> **YOUR INSTRUCTIONS**
Show every line of the records below that contains the word "color".

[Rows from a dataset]
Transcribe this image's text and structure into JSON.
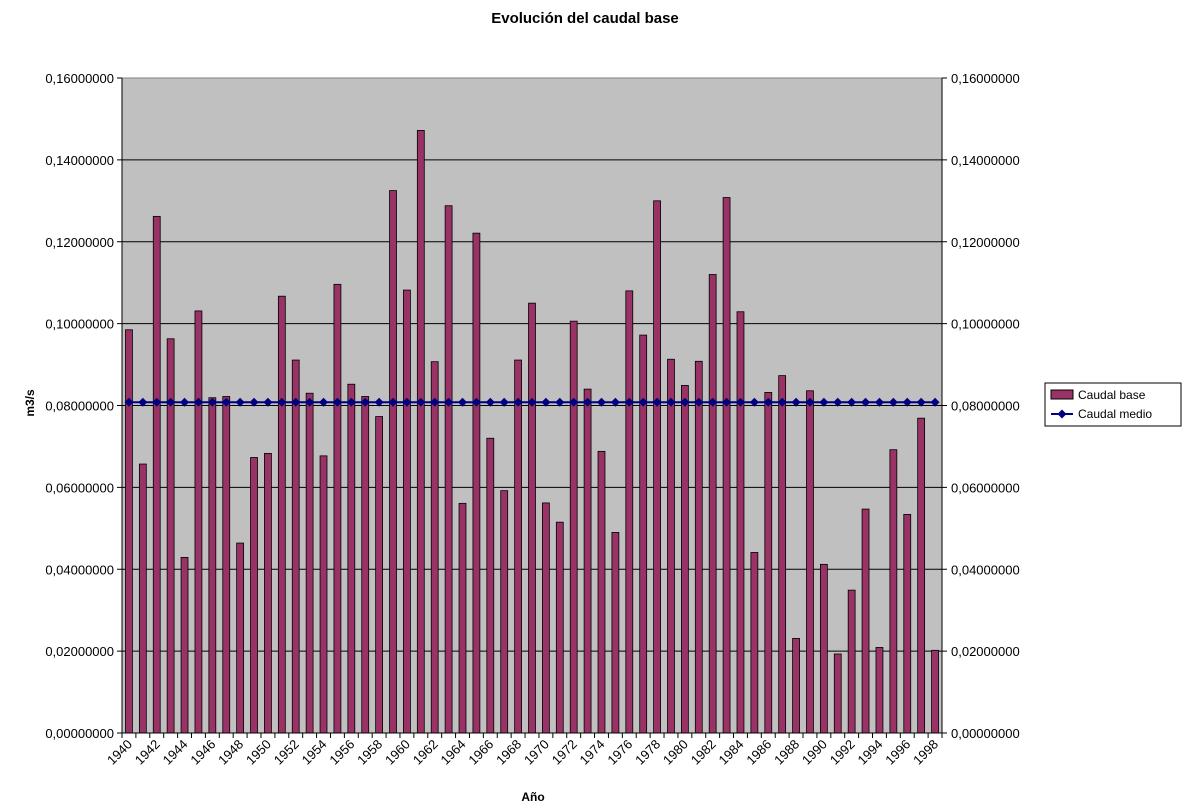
{
  "chart_data": {
    "type": "bar",
    "title": "Evolución del caudal base",
    "xlabel": "Año",
    "ylabel": "m3/s",
    "ylim": [
      0,
      0.16
    ],
    "yticks": [
      "0,00000000",
      "0,02000000",
      "0,04000000",
      "0,06000000",
      "0,08000000",
      "0,10000000",
      "0,12000000",
      "0,14000000",
      "0,16000000"
    ],
    "categories": [
      1940,
      1941,
      1942,
      1943,
      1944,
      1945,
      1946,
      1947,
      1948,
      1949,
      1950,
      1951,
      1952,
      1953,
      1954,
      1955,
      1956,
      1957,
      1958,
      1959,
      1960,
      1961,
      1962,
      1963,
      1964,
      1965,
      1966,
      1967,
      1968,
      1969,
      1970,
      1971,
      1972,
      1973,
      1974,
      1975,
      1976,
      1977,
      1978,
      1979,
      1980,
      1981,
      1982,
      1983,
      1984,
      1985,
      1986,
      1987,
      1988,
      1989,
      1990,
      1991,
      1992,
      1993,
      1994,
      1995,
      1996,
      1997,
      1998
    ],
    "xtick_labels": [
      "1940",
      "1942",
      "1944",
      "1946",
      "1948",
      "1950",
      "1952",
      "1954",
      "1956",
      "1958",
      "1960",
      "1962",
      "1964",
      "1966",
      "1968",
      "1970",
      "1972",
      "1974",
      "1976",
      "1978",
      "1980",
      "1982",
      "1984",
      "1986",
      "1988",
      "1990",
      "1992",
      "1994",
      "1996",
      "1998"
    ],
    "series": [
      {
        "name": "Caudal base",
        "kind": "bar",
        "color": "#993366",
        "values": [
          0.0985,
          0.0657,
          0.1262,
          0.0963,
          0.0429,
          0.1031,
          0.0819,
          0.0822,
          0.0464,
          0.0673,
          0.0683,
          0.1067,
          0.0911,
          0.083,
          0.0677,
          0.1096,
          0.0852,
          0.0822,
          0.0773,
          0.1325,
          0.1082,
          0.1472,
          0.0907,
          0.1288,
          0.0561,
          0.1221,
          0.072,
          0.0592,
          0.0911,
          0.105,
          0.0562,
          0.0515,
          0.1006,
          0.084,
          0.0688,
          0.049,
          0.108,
          0.0972,
          0.13,
          0.0913,
          0.0849,
          0.0908,
          0.112,
          0.1308,
          0.1029,
          0.0441,
          0.0832,
          0.0873,
          0.0231,
          0.0836,
          0.0412,
          0.0193,
          0.0349,
          0.0547,
          0.0209,
          0.0692,
          0.0534,
          0.0769,
          0.0202
        ]
      },
      {
        "name": "Caudal medio",
        "kind": "line",
        "color": "#000080",
        "constant": 0.0808
      }
    ],
    "plot_bg": "#c0c0c0",
    "legend": "right"
  }
}
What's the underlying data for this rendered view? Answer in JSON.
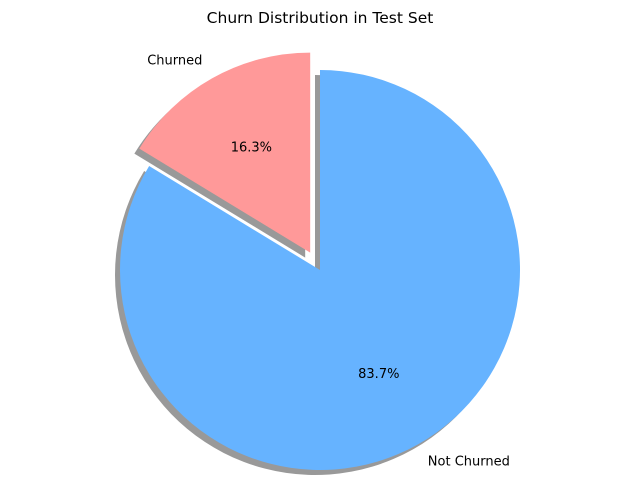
{
  "chart_data": {
    "type": "pie",
    "title": "Churn Distribution in Test Set",
    "slices": [
      {
        "label": "Not Churned",
        "value": 83.7,
        "pct_label": "83.7%",
        "color": "#66b3ff",
        "exploded": false
      },
      {
        "label": "Churned",
        "value": 16.3,
        "pct_label": "16.3%",
        "color": "#ff9999",
        "exploded": true
      }
    ],
    "start_angle_deg": 90,
    "direction": "clockwise",
    "shadow": true
  }
}
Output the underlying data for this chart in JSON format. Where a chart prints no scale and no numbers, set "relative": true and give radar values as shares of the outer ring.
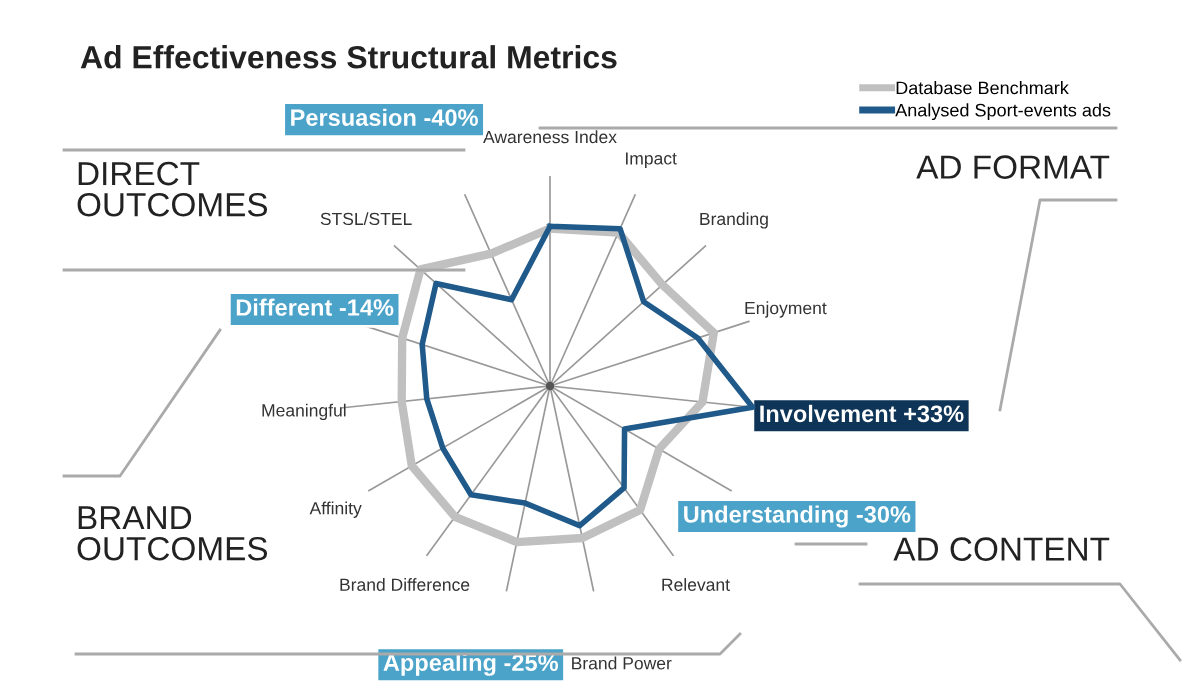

> **SOLUTION FOR THIS EXERCISE**
        "color": "#993366",
        "color": "#000080",
        "color": "#66b3ff",
        "color": "#ff9999",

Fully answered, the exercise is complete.